### Exercise text
Reputation: 5992
I keep doing a pull, run, <UPLOAD FILE>, commit, tag, push
cycle only to be dismayed that my file is gone when I pull the pushed container. My goal is to include an ipynb file with my image that serves as a README/ tutorial for my users.
Reading other posts, I see that commit
is/ isn't the way to add a file. What causes commit
to persist/ disregard a file? Am I supposed to use docker cp
to add the file before commiting?
Upvotes: 0
Views: 109
Reputation: 5992
For those of you looking for some place to start with docker build
, below are the lines in the Dockerfile that I triggered with docker build -t your-image-name:your-new-t
Dockerfile
FROM jupyter/datascience-notebook:latest
MAINTAINER name <email>
# ====== PRE SUDO ======
ENV JUPYTER_ENABLE_LAB=yes
# If you run pip as sudo it continually prints errors.
# Tidyverse is already installed, and installing gorpyter installs the correct versions of other Python dependencies.
RUN pip install gorpyter
# commenting out our public repo
ENV R_HOME=/opt/conda/lib/R
# https://refspecs.linuxfoundation.org/FHS_3.0/fhs/ch04s09.html
# Looks like /usr/local/man is symlinking all R/W toward /usr/local/share/man instead
COPY python_sdk.ipynb /usr/local/share/man
COPY r_sdk.ipynb /usr/local/share/man
ENV NOTEBOOK_DIR=/usr/local/share/man
WORKDIR /usr/local/share/man
# ====== SUDO ======
USER root
# Spark requires Java 8.
RUN sudo apt-get update && sudo apt-get install openjdk-8-jdk -y
ENV JAVA_HOME=/usr/lib/jvm/java-8-openjdk-amd64/jre/bin/java
# If you COPY files into the same VOLUME that you mount in docker-compose.yml, then those files will disappear at runtime.
# `user_notebooks/` is the folder that gets mapped as a VOLUME to the user's local folder during runtime.
RUN mkdir /usr/local/share/man/user_notebooks
Upvotes: 0
Reputation: 9977
If you need to publish your notebook file in a docker image, use a Dockerfile, something like this-
FROM jupyter/datascience-notebook
COPY mynotebook.ipynb /home/jovyan/work
Then, once you have your notebook the way you want it, just run docker build
, docker push
. To try and help you a bit more, the reason you are having your problem is that the jupyter images store the notebooks in a volume. Data in a volume is not part of the image, it lives on the filesystem of the host machine. That means that a commit
isn't going to save anything in the work folder.
Really, an ipynb is a data file, not an application. The right way to do this is probably to just upload the ipynb file to a file store somewhere and tell your users to download it, since they could use one docker image to run many data files. If you really want a prebuilt image using the workflow you described, you could just put the file somewhere else that isn't in a volume so that it gets captured in your commit.

Source data
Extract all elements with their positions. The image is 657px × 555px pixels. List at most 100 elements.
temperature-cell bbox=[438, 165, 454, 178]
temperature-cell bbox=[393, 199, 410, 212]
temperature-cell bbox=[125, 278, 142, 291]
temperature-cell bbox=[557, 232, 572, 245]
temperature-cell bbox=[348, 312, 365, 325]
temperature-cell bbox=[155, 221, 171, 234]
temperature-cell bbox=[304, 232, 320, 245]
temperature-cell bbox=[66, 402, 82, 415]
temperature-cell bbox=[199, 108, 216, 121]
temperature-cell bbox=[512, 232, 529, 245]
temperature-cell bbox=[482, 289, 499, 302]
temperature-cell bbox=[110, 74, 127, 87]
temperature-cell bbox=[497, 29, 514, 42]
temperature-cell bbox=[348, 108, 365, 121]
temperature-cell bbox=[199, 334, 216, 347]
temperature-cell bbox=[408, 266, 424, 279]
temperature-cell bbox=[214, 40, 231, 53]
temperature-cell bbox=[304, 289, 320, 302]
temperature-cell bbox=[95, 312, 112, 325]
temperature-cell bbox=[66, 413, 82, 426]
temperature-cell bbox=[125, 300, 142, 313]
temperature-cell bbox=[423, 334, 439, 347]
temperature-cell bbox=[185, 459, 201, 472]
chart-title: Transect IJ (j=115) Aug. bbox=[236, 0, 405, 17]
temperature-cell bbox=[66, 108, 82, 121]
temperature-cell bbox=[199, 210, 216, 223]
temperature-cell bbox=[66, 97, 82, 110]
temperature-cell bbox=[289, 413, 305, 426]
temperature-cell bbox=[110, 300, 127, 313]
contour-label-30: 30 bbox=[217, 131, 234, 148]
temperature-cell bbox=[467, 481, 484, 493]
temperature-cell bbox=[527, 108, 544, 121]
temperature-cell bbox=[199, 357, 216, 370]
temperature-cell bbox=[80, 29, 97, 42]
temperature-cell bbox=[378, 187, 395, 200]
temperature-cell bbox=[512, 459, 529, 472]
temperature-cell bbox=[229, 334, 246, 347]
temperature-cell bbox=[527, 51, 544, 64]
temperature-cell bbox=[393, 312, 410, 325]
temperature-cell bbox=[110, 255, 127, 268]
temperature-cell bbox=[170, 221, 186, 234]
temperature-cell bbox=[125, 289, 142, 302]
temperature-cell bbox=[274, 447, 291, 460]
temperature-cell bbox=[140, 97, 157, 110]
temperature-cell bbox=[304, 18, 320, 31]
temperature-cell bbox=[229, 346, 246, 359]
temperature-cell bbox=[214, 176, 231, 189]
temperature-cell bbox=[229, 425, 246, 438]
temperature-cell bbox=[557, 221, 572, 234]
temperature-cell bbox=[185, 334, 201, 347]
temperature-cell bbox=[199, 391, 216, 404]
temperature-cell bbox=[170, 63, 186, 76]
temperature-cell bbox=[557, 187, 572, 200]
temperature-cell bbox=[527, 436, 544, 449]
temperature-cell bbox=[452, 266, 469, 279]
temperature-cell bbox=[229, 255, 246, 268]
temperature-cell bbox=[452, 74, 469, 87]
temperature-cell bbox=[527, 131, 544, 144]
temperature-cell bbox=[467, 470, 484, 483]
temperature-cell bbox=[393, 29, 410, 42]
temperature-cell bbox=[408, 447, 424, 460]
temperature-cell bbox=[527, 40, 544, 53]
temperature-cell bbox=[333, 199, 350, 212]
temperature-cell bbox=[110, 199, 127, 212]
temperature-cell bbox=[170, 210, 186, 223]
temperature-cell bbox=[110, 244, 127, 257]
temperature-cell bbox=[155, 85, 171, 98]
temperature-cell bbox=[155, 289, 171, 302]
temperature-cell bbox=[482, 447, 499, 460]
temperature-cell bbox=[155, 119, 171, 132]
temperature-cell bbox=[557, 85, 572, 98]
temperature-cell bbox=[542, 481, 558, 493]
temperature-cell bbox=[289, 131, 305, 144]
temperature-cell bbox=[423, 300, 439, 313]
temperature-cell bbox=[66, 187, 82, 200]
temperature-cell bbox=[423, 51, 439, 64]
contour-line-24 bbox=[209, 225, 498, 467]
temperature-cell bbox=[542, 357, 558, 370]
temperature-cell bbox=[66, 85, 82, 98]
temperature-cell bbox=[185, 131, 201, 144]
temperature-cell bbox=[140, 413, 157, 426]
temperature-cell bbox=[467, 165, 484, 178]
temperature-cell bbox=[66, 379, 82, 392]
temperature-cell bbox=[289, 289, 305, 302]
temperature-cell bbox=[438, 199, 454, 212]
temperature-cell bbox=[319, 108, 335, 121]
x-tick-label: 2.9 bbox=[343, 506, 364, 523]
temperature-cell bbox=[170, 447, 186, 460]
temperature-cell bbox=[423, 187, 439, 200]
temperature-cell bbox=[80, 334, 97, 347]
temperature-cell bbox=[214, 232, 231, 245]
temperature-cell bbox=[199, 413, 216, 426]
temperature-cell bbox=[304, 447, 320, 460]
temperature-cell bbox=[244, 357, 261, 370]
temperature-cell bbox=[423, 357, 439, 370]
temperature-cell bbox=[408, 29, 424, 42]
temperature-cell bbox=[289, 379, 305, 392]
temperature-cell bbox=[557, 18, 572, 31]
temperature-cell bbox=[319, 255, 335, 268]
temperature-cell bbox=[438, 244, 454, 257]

### Problem set
- a) Copy the passage of the Docker thread from "RUN sudo apt-get" up to and including "disappear at runtime.", word for word.
- b) In the Docker thread, which version of Java does the Dockerfile comment say Spark requires?
This material comes from a separate source.

### Outputs in order
- a)
RUN sudo apt-get update && sudo apt-get install openjdk-8-jdk -y
ENV JAVA_HOME=/usr/lib/jvm/java-8-openjdk-amd64/jre/bin/java
# If you COPY files into the same VOLUME that you mount in docker-compose.yml, then those files will disappear at runtime.

- b) Java 8.